===== GIVEN PASSAGE

Issues around trademarks, patents and intellectual property need proper legislation to be able to decide on legal disputes in the virtual world, experts told a conference in Dubai.
Companies should ensure their trademarks are protected in the new virtual world and make sure their unique assets are protected in the metaverse, a senior prosecution official said, speaking at the 12th Regional Intellectual Property Crime Conference for the Middle East and North Africa region.
Ali bin Khatam, senior advocate general at Dubai Public Prosecution, said protecting IP in the metaverse "is not an easy issue legally speaking".
“The metaverse raises questions such as who is protecting the trademarks in virtual reality and if companies need to register their trademarks in the metaverse. We must have legislation and solutions to these issues,” he added.
“For now it is easy to counterfeit items in metaverse by copying an existing trademark in real life to metaverse.
“The most difficult situation is if there is a trademark in a certain virtual reality and someone copies it in another virtual reality, we must have legislation and protection for this issue.”
'MetaBirkin' landmark case
A court in New York provided some clarity on the issue earlier this month when luxury brand Hermes International won a lawsuit against the digital artist behind 'MetaBirkin' nonfungible tokens.
In the case — believed to be the first to consider how NFTs should be viewed through the lens of IP law — a Manhattan federal jury decided that Mason Rothschild’s sale of the NFTs violated Hermes’ rights to the “Birkin” trademark, Bloomberg reported.
Physical Birkin bags can range in price from $12,000 to close to $200,000. Rothschild first sold the NFTs for around $450 each but their resale value rocketed to tens of thousands of dollars.
A blockchain expert testified during the trial that Rothschild made around 55.2 Ethereum tokens — worth about $87,700 today.
The nine-person jury awarded Hermes $133,000 in total damages.
Mr bin Khatam said prosecutors have issues with deciding the jurisdiction of a criminal or civil case that happens in the metaverse.
“We don’t know which jurisdiction to use if the crime was in UAE or in another country. This causes legislation void,” he said.

==========
===== MATERIAL SUPPLIED

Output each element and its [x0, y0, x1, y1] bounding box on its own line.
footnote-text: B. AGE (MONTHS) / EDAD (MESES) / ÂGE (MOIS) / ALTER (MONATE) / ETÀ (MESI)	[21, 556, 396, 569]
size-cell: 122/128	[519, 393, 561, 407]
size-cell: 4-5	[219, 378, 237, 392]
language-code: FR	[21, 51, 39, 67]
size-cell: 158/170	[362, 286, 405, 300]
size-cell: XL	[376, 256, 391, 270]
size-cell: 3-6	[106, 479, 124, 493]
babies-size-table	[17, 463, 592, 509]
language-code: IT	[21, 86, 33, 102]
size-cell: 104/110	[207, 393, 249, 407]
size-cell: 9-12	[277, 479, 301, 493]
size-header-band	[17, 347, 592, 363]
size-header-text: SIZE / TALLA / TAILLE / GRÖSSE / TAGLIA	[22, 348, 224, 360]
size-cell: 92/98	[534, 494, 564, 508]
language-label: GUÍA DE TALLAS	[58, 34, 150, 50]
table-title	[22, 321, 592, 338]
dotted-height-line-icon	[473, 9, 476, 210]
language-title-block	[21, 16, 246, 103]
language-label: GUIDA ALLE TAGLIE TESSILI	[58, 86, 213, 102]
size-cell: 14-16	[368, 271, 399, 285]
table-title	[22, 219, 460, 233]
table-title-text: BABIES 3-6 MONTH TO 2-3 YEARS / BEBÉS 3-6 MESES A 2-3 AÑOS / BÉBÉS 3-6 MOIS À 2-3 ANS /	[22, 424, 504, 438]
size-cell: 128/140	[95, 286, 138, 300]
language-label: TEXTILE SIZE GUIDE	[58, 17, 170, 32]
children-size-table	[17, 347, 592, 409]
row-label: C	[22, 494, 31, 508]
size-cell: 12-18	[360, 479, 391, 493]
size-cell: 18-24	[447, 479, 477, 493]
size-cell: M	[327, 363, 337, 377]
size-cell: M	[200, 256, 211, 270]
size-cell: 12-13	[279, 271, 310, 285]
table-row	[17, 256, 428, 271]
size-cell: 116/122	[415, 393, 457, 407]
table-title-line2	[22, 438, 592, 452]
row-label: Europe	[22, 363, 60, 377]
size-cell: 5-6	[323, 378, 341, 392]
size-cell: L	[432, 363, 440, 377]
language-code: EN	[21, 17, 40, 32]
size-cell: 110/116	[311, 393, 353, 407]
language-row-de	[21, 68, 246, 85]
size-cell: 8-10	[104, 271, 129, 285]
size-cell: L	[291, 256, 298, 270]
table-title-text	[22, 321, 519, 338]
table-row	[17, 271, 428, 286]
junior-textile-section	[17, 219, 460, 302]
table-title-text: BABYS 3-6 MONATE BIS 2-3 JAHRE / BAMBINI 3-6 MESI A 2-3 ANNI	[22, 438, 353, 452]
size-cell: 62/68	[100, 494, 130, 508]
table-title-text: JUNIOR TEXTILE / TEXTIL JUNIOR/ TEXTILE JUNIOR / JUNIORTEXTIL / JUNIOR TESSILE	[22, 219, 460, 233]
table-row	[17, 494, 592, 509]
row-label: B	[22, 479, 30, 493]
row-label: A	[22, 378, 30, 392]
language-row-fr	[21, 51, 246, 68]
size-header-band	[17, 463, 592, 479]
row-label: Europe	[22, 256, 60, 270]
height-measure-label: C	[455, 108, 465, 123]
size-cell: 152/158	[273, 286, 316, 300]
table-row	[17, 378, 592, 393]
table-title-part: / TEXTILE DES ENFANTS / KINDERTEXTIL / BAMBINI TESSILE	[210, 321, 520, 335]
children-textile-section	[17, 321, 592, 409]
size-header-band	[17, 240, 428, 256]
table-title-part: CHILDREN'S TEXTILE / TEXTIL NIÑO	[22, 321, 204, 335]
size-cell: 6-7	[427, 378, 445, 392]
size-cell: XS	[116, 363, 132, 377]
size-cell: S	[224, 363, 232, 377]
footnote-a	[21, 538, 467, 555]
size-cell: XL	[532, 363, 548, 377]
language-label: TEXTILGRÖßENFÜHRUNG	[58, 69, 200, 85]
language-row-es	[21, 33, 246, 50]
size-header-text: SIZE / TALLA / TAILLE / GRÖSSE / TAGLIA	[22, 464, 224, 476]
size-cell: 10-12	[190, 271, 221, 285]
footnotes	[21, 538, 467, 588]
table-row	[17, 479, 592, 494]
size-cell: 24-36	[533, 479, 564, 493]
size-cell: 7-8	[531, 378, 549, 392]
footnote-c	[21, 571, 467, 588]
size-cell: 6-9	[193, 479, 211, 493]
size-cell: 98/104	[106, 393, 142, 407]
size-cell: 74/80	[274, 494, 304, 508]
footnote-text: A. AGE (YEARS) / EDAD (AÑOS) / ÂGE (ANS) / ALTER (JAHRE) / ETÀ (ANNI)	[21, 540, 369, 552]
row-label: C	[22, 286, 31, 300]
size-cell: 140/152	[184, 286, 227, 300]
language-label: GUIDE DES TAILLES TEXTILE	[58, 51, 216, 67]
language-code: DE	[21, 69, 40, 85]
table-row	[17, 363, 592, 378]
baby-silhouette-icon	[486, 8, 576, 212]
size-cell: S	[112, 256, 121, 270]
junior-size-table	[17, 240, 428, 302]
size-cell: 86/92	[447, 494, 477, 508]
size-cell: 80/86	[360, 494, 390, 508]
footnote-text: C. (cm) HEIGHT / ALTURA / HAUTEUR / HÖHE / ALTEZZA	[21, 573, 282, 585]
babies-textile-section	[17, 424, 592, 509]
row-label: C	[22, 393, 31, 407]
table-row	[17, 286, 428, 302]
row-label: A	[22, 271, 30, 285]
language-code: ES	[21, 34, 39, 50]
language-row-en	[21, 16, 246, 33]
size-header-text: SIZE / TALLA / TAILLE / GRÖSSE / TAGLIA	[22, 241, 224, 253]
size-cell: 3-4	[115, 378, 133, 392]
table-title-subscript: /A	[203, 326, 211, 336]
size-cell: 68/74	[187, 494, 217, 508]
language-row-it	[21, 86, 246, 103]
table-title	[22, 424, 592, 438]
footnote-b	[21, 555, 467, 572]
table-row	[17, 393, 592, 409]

==========

EXERCISE 1: In the article on intellectual property in the metaverse, how much did the jury award Hermes in total damages?
EXERCISE 2: Continue the article on intellectual property in the metaverse from its last sentence.

ANSWER BOX 1: $133,000

ANSWER BOX 2:
He said collaboration between countries through an international policing body like Interpol would help bring some certainty in being able to decide cases.
Brig Jassim Al Antali, from the Abu Dhabi Police Academy, said the growing use of the metaverse means there's a need for proper legal mechanisms to resolve issues that may arise.
“Metaverse has a dark side and it needs regulation, legislation and execution procedures, such as how to arrest a person in virtual reality, as we don’t know where the person is in the case of a dispute," said Brig Al Antali.
“We need to have security, legal and judicial mechanisms and train the law enforcement on the combating crimes in virtual reality.”
Counterfeit items recycled
Ahmed Musabih, director general of Dubai Customs, said that protecting the rights of intellectual property is gaining greater importance with the growth of the UAE’s non-oil foreign trade reaching Dh2.2 trillion in 2022 — up more than 17 per cent compared to the previous year.
“Dubai Customs dealt with around 400 intellectual property disputes that involved 15 million counterfeit items, with a street value of Dh110 million,” said Mr Musabih.
Around 173,000 counterfeit items - such as luxury bags, mobile phones and watches - were destroyed and recycled by the authority last year.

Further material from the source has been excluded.